§ **Task description**
Extract every record, exactly as written, and ignore the pictures.

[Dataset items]

◇ ◇ ◇ ◇ ◇ ◇ ◇

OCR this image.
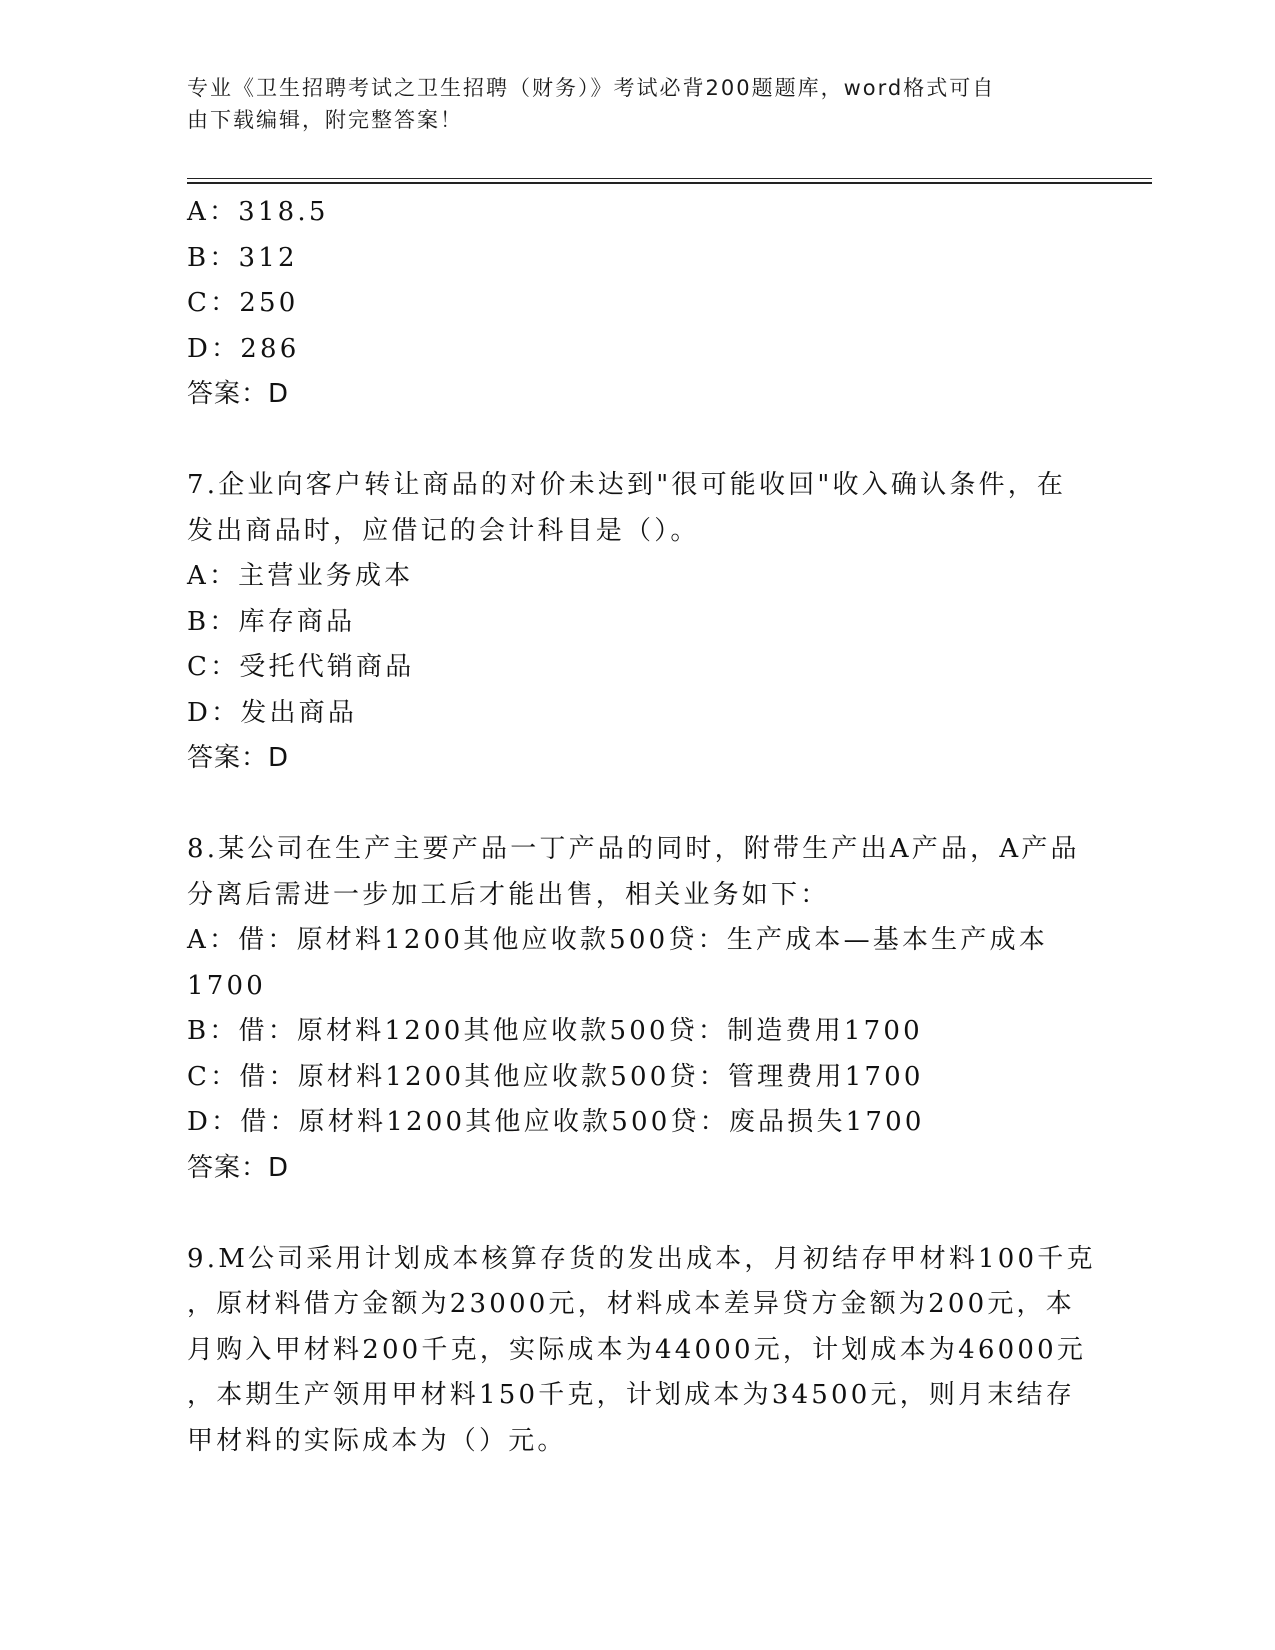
专业《卫生招聘考试之卫生招聘（财务）》考试必背200题题库，word格式可自
由下载编辑，附完整答案！
A：318.5
B：312
C：250
D：286
答案：D
7.企业向客户转让商品的对价未达到"很可能收回"收入确认条件，在
发出商品时，应借记的会计科目是（）。
A：主营业务成本
B：库存商品
C：受托代销商品
D：发出商品
答案：D
8.某公司在生产主要产品一丁产品的同时，附带生产出A产品，A产品
分离后需进一步加工后才能出售，相关业务如下：
A：借：原材料1200其他应收款500贷：生产成本—基本生产成本
1700
B：借：原材料1200其他应收款500贷：制造费用1700
C：借：原材料1200其他应收款500贷：管理费用1700
D：借：原材料1200其他应收款500贷：废品损失1700
答案：D
9.M公司采用计划成本核算存货的发出成本，月初结存甲材料100千克
，原材料借方金额为23000元，材料成本差异贷方金额为200元，本
月购入甲材料200千克，实际成本为44000元，计划成本为46000元
，本期生产领用甲材料150千克，计划成本为34500元，则月末结存
甲材料的实际成本为（）元。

◇ ◇ ◇ ◇ ◇ ◇ ◇

§ **Exercise solution**
OCR this image.
专业《卫生招聘考试之卫生招聘（财务）》考试必背200题题库，word格式可自
由下载编辑，附完整答案！
A：318.5
B：312
C：250
D：286
答案：D
7.企业向客户转让商品的对价未达到"很可能收回"收入确认条件，在
发出商品时，应借记的会计科目是（）。
A：主营业务成本
B：库存商品
C：受托代销商品
D：发出商品
答案：D
8.某公司在生产主要产品一丁产品的同时，附带生产出A产品，A产品
分离后需进一步加工后才能出售，相关业务如下：
A：借：原材料1200其他应收款500贷：生产成本—基本生产成本
1700
B：借：原材料1200其他应收款500贷：制造费用1700
C：借：原材料1200其他应收款500贷：管理费用1700
D：借：原材料1200其他应收款500贷：废品损失1700
答案：D
9.M公司采用计划成本核算存货的发出成本，月初结存甲材料100千克
，原材料借方金额为23000元，材料成本差异贷方金额为200元，本
月购入甲材料200千克，实际成本为44000元，计划成本为46000元
，本期生产领用甲材料150千克，计划成本为34500元，则月末结存
甲材料的实际成本为（）元。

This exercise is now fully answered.